>> start STORED DATA

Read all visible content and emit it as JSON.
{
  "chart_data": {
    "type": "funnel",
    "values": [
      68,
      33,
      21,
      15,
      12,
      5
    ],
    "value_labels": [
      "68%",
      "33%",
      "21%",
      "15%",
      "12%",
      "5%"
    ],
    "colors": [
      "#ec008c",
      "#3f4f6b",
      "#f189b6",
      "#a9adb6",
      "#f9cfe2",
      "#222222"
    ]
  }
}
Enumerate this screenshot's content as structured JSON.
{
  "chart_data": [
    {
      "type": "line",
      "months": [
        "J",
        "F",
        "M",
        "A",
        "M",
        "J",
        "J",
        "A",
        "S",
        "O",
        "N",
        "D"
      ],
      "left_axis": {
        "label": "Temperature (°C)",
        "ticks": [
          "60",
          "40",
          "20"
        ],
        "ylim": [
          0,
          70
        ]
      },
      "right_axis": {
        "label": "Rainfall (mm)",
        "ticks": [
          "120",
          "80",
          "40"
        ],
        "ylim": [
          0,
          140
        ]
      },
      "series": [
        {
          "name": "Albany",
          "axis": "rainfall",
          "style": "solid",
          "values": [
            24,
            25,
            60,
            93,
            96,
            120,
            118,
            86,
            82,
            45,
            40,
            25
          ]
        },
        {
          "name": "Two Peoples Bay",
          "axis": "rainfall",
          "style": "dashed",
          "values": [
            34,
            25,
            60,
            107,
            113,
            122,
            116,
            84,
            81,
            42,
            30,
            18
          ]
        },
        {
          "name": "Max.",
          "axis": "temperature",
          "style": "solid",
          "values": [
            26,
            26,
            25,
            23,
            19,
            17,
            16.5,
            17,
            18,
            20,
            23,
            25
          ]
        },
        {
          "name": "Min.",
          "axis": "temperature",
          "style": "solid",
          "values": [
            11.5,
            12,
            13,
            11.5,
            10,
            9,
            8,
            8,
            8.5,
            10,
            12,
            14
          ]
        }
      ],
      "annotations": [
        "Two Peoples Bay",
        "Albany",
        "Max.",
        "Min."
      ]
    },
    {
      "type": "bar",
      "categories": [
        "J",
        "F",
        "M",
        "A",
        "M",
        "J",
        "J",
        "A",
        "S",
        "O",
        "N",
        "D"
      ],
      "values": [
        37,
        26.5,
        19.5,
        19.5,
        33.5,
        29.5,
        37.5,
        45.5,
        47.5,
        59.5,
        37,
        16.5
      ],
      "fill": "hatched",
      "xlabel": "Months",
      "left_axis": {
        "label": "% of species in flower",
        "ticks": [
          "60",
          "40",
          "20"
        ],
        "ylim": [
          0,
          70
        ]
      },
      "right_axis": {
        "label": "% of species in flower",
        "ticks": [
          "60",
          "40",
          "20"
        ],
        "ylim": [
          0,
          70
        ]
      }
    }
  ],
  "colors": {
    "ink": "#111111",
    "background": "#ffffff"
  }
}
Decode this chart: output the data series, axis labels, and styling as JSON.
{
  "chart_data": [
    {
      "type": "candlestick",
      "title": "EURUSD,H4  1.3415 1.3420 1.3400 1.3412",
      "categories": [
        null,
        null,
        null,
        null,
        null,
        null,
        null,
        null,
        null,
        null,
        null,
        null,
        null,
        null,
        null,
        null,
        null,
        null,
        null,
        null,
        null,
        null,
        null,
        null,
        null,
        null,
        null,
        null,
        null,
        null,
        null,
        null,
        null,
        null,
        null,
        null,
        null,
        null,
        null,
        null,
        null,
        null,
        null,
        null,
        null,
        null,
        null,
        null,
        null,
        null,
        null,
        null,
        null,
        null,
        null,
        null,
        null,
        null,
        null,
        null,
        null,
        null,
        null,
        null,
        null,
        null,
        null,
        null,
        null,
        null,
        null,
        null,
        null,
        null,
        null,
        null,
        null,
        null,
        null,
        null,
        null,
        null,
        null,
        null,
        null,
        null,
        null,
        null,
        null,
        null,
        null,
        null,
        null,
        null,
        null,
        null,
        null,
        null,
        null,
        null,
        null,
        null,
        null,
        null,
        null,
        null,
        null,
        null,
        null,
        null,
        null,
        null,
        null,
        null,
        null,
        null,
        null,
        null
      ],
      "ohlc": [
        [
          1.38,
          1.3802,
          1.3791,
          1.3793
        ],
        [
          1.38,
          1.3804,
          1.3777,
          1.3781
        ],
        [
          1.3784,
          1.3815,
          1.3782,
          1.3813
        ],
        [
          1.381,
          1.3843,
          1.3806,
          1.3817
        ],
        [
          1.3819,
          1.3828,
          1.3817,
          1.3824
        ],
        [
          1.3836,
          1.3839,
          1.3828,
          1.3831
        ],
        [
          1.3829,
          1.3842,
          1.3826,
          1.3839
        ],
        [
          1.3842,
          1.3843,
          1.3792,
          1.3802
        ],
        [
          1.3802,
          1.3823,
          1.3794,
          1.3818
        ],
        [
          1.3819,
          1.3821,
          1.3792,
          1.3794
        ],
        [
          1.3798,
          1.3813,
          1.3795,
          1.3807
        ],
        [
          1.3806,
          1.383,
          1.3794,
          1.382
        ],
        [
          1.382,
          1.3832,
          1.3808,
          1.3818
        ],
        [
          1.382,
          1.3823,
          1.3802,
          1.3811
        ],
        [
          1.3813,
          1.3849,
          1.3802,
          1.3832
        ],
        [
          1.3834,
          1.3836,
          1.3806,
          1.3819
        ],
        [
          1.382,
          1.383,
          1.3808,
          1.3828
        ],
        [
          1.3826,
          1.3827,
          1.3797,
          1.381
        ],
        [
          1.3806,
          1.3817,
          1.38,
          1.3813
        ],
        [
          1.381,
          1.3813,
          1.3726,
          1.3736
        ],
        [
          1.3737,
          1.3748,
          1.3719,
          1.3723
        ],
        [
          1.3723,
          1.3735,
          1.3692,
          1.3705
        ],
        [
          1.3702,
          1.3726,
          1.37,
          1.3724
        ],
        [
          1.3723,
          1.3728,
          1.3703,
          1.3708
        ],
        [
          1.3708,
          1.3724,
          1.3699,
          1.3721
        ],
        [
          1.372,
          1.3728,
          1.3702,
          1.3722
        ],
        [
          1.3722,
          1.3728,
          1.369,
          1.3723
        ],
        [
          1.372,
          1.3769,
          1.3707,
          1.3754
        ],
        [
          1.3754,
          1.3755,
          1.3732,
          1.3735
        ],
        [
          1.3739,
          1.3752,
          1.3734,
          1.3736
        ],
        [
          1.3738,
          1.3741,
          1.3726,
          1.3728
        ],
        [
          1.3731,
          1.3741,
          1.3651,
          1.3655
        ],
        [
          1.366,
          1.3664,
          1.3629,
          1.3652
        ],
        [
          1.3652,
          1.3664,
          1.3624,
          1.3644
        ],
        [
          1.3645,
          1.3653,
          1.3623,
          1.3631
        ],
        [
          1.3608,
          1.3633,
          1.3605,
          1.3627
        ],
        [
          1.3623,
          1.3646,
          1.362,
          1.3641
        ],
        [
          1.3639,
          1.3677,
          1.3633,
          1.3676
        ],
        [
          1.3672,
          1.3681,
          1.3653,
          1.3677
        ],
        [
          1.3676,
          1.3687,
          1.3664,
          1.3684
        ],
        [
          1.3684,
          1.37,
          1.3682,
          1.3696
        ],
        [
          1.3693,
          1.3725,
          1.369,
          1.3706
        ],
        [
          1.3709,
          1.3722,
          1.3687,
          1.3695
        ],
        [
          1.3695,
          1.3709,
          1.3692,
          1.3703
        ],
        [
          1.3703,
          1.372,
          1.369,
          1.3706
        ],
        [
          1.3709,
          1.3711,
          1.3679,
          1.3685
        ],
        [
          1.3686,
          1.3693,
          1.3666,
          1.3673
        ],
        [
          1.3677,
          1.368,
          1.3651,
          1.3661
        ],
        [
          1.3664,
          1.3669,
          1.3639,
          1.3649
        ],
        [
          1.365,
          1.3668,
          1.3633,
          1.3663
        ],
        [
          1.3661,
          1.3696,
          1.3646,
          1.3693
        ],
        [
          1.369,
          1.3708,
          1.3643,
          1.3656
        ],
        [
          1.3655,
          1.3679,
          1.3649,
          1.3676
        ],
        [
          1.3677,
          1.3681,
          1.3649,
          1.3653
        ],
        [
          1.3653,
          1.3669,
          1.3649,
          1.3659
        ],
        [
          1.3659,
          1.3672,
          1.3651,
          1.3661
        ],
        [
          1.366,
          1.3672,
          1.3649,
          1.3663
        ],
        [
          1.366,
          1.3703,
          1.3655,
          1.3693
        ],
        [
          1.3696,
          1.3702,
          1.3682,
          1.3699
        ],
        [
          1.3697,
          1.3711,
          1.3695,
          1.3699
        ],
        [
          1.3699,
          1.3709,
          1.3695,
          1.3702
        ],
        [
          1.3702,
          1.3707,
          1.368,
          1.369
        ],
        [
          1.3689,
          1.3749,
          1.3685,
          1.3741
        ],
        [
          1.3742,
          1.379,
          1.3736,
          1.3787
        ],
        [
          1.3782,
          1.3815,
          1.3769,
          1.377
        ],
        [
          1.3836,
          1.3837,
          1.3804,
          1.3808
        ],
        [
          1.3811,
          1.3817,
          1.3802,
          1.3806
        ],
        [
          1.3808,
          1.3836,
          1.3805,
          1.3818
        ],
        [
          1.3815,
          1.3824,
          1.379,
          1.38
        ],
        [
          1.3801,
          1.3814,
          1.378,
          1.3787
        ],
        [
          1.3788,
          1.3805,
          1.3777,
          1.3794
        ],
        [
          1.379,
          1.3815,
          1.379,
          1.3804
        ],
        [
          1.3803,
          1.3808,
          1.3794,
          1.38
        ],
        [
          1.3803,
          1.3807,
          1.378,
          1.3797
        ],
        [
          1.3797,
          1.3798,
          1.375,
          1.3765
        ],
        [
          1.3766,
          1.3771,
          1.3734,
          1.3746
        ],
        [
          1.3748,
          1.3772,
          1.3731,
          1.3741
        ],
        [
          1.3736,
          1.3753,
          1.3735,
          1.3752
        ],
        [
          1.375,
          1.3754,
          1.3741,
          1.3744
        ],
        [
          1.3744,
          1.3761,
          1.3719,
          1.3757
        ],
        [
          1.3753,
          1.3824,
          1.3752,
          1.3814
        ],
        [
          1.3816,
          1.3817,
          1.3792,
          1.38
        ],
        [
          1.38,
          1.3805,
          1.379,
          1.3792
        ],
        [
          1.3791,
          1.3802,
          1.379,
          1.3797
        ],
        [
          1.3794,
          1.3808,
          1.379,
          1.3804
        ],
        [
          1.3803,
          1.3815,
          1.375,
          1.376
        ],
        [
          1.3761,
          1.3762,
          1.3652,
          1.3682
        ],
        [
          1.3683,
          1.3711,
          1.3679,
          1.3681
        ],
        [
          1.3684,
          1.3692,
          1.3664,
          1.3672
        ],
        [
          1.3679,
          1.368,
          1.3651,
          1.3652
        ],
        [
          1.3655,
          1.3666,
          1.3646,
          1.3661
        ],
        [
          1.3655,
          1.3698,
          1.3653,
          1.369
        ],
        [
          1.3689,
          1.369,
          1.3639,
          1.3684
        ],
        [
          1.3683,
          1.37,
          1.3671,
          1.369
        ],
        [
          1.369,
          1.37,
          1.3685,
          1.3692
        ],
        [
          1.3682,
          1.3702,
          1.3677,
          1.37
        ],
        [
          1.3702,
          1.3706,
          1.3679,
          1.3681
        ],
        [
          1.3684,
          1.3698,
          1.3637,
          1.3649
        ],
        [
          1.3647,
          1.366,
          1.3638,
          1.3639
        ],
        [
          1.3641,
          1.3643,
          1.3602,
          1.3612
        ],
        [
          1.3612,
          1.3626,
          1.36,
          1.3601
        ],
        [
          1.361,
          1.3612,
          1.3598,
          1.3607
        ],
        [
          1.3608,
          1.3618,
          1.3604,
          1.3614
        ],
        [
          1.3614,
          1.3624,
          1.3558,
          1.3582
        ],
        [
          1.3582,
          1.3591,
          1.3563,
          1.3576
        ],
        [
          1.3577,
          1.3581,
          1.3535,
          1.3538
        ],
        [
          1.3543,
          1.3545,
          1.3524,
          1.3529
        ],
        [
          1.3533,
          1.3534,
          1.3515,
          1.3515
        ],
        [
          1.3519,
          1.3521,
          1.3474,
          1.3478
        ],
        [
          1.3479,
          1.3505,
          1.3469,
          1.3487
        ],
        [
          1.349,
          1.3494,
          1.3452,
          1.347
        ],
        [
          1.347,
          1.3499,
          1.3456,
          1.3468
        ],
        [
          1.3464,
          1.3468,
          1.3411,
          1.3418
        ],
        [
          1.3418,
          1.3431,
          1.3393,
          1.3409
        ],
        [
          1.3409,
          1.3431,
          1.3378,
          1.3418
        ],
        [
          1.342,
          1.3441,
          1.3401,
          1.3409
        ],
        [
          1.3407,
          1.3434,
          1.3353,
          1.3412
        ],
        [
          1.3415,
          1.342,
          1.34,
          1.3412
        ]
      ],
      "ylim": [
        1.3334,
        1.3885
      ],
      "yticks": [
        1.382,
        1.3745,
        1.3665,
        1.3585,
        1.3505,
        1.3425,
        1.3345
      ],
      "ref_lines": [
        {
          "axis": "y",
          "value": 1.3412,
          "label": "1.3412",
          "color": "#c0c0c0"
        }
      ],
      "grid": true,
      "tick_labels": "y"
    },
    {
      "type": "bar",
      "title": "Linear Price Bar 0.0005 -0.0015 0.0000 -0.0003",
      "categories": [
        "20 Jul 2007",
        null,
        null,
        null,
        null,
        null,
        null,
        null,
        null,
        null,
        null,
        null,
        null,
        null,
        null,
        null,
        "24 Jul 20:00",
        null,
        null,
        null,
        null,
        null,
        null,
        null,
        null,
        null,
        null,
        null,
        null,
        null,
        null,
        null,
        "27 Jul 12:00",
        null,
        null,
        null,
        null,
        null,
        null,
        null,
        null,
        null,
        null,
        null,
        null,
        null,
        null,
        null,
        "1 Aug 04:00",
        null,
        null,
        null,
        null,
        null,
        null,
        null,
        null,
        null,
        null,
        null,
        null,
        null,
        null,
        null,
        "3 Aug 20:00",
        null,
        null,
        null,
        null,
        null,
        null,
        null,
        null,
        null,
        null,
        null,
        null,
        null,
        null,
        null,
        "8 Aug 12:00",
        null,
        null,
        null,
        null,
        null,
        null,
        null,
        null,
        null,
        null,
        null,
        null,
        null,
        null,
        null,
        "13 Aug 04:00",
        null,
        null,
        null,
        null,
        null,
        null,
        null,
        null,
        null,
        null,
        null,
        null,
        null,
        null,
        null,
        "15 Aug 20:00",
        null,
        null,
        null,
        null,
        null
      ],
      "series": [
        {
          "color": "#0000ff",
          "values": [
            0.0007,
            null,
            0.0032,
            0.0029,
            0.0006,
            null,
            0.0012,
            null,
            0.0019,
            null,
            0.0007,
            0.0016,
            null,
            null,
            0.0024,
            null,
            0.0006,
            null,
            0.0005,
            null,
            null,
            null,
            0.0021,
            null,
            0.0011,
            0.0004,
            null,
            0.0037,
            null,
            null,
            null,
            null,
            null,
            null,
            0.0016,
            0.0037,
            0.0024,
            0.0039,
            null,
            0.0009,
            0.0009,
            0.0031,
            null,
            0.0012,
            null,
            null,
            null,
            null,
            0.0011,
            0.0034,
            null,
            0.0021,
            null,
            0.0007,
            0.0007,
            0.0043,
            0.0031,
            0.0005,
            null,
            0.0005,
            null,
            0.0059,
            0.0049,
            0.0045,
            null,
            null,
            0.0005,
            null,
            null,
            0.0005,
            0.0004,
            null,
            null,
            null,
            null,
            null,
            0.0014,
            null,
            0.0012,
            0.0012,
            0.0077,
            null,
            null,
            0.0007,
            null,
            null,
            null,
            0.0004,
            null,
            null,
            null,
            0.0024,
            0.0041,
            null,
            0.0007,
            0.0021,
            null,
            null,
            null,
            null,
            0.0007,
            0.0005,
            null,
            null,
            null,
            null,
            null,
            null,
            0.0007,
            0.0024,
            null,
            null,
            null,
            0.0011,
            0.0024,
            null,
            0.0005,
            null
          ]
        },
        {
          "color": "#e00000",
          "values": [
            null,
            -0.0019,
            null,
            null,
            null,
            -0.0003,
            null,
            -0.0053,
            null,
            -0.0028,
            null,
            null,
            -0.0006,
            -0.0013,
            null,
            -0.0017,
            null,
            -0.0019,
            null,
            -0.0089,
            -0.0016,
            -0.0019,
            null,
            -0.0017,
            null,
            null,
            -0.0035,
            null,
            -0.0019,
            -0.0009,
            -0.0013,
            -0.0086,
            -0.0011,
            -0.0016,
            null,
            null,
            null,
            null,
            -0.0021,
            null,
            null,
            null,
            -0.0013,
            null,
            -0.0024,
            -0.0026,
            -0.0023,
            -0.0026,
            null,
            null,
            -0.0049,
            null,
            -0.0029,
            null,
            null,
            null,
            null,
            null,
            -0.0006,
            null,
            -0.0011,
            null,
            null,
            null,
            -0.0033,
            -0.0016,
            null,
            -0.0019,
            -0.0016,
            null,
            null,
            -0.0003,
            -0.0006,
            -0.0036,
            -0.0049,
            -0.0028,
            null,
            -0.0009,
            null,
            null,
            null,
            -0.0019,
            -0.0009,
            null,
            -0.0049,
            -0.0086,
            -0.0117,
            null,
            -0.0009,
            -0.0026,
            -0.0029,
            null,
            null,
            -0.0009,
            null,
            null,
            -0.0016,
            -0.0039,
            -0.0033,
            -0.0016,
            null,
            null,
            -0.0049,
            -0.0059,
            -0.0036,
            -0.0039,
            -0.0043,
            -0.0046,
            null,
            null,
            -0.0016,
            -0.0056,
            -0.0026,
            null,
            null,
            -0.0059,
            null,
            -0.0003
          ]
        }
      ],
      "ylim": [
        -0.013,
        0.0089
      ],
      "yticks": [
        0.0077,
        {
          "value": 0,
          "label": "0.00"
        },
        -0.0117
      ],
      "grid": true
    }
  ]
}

>> end STORED DATA

> [TASK]:
Look through the entries above and list every line containing "JSON".

> [EXERCISE RESULT]:
Read all visible content and emit it as JSON.
Enumerate this screenshot's content as structured JSON.
Decode this chart: output the data series, axis labels, and styling as JSON.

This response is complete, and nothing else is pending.